Exercise task: State how many lines in the listing below include the word "likes". Give nothing but the number.

___ Dataset records

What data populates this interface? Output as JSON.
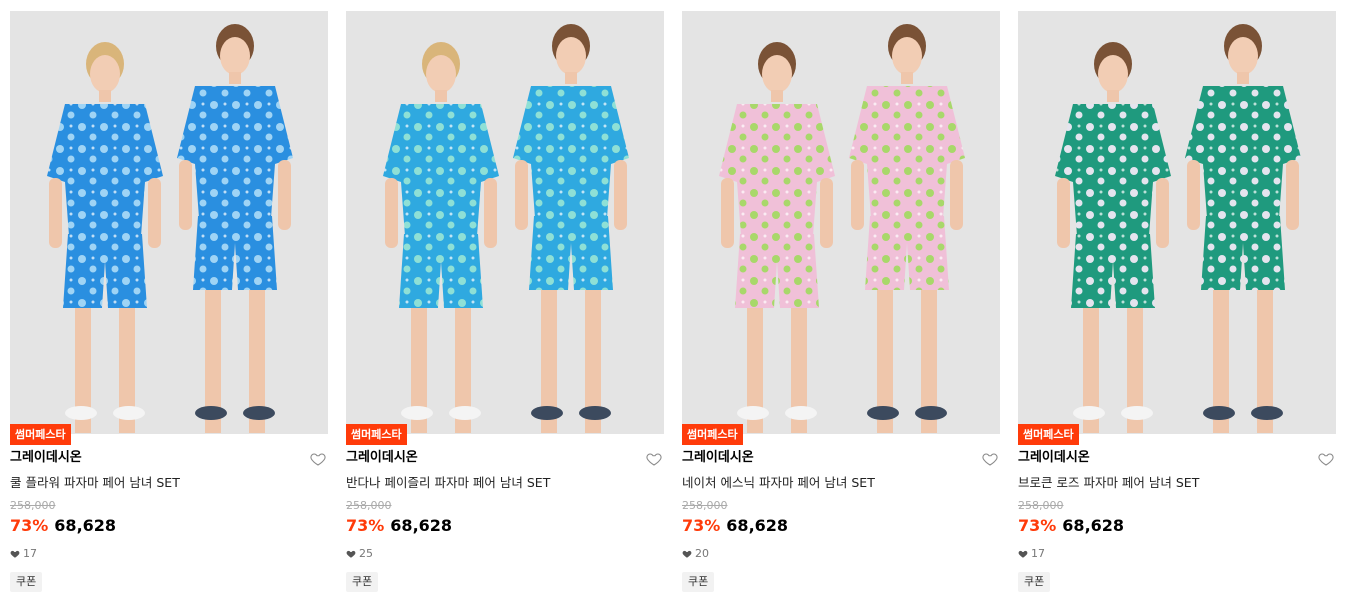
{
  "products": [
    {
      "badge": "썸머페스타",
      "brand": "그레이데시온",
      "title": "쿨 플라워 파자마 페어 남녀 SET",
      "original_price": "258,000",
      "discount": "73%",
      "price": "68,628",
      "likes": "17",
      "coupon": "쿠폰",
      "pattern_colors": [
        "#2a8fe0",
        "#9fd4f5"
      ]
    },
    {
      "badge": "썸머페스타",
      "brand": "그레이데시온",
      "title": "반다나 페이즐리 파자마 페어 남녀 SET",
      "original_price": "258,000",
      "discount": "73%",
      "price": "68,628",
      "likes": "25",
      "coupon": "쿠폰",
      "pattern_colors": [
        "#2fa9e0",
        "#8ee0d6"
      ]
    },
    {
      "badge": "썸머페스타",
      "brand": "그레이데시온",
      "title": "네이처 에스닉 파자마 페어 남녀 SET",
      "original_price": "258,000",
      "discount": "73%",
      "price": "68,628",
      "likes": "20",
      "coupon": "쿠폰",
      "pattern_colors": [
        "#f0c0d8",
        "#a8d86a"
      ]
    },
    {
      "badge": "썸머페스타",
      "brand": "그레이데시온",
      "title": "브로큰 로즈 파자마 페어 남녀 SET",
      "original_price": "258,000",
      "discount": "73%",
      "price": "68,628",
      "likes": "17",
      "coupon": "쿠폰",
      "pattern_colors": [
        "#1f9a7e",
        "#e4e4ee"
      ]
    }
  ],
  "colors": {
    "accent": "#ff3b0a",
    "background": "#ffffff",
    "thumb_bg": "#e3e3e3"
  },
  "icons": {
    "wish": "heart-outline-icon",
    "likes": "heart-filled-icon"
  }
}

______
___ Dataset records

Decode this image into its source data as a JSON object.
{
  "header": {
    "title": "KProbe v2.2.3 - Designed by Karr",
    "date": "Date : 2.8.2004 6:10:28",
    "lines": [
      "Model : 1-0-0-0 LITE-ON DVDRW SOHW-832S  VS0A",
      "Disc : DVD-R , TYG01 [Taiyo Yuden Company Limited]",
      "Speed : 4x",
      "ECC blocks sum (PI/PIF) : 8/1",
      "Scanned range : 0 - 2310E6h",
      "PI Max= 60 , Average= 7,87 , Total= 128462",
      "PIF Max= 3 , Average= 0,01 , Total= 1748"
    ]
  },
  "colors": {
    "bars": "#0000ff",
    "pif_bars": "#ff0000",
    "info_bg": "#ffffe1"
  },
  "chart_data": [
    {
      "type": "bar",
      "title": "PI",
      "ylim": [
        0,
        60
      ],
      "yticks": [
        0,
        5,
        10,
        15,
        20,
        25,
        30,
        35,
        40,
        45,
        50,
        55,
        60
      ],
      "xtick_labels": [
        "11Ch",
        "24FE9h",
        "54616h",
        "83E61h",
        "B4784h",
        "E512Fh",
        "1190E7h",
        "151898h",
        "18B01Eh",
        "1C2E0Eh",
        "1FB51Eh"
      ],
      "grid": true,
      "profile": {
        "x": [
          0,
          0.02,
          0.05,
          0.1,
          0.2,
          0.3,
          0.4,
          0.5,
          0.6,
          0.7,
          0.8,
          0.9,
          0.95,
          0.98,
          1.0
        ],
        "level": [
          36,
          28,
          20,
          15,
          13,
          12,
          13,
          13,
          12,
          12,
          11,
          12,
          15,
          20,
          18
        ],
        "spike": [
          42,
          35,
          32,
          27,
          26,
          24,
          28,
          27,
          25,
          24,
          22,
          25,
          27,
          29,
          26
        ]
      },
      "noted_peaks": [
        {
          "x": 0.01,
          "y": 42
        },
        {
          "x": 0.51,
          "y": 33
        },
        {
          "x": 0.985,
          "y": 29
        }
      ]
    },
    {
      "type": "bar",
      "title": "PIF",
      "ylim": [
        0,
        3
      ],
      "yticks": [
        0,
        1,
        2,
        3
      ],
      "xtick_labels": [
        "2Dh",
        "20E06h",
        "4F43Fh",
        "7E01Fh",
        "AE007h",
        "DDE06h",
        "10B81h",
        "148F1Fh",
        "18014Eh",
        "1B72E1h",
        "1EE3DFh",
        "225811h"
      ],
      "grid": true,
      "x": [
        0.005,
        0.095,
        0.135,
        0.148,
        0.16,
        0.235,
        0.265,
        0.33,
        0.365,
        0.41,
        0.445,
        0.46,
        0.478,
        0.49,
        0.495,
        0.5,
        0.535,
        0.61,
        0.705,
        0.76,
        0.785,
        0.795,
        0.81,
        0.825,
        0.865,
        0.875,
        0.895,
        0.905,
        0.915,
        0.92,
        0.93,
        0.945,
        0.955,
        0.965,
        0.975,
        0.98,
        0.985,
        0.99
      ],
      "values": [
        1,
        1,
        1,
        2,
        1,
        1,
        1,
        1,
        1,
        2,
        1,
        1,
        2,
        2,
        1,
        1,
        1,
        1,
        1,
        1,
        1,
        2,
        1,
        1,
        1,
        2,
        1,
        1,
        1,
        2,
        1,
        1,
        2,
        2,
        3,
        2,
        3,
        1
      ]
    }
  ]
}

______
___ Dataset records

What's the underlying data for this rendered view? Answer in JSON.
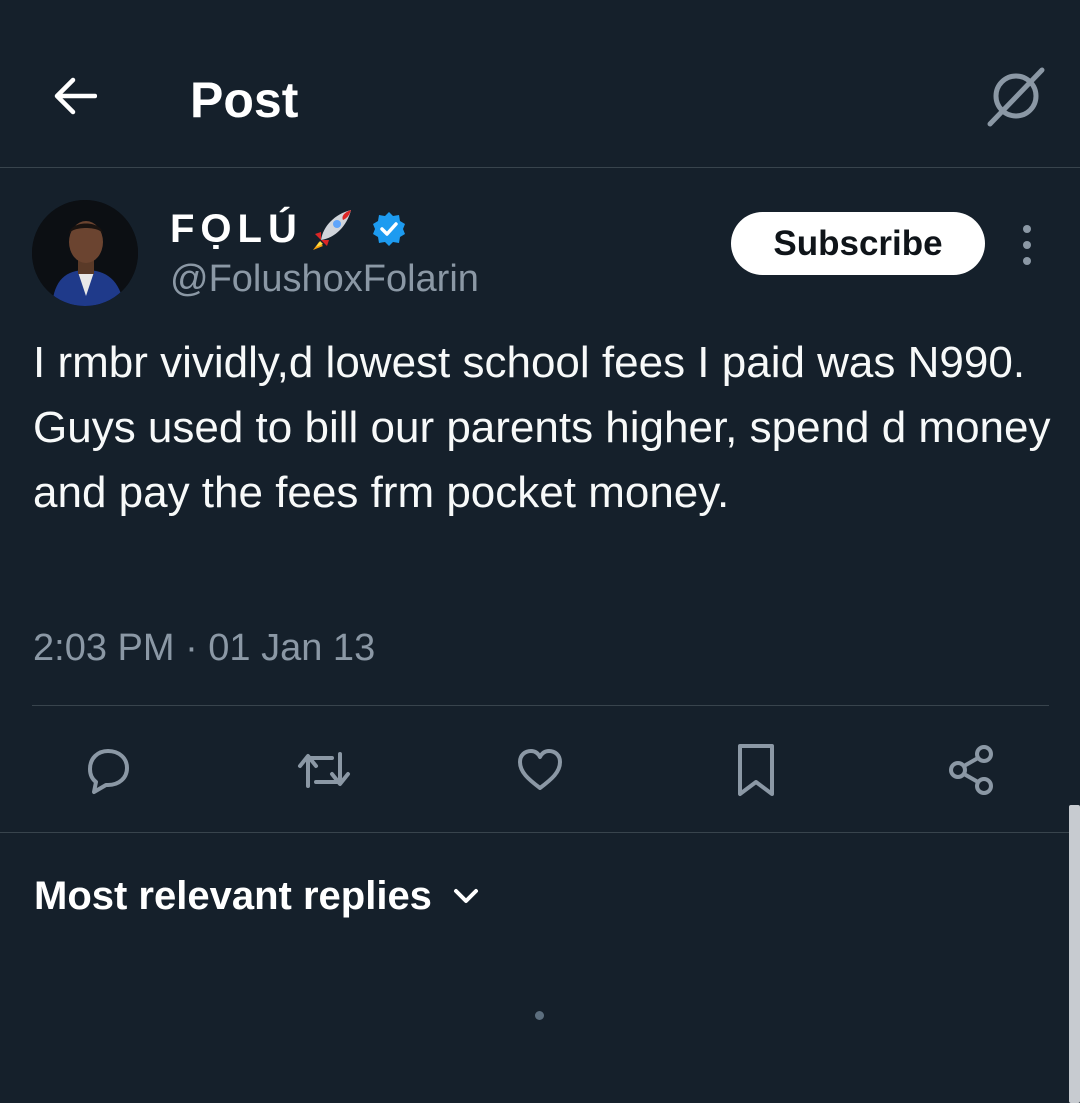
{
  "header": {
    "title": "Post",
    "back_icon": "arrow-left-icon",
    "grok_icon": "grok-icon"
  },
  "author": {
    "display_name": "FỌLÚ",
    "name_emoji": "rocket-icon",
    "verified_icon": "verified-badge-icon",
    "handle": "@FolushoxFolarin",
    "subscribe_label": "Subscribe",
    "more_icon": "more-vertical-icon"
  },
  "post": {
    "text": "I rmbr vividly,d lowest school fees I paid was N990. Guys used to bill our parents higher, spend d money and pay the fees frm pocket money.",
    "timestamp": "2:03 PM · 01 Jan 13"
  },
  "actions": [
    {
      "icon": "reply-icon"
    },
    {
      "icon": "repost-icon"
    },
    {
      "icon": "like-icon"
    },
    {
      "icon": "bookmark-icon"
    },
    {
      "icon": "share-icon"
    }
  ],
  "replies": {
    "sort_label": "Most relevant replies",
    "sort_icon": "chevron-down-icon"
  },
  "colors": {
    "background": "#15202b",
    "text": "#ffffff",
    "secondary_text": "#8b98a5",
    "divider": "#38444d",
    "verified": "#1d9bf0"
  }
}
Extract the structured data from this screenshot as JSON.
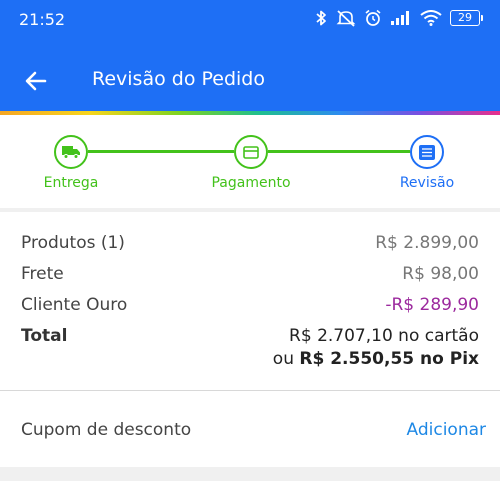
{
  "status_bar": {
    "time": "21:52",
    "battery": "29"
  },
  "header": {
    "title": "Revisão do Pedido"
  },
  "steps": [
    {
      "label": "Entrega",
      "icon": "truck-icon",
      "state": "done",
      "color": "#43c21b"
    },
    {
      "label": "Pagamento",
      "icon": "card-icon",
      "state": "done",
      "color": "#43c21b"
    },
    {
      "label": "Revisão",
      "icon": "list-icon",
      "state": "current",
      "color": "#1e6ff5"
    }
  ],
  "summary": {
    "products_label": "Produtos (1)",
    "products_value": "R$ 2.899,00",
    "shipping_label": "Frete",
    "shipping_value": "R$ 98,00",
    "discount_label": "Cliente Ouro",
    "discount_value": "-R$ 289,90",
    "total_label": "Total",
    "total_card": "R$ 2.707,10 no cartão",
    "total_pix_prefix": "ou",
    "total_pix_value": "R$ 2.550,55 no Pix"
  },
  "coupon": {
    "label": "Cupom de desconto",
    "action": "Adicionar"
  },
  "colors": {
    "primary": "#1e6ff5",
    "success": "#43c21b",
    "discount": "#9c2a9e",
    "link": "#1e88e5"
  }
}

______

Reply to the task: 5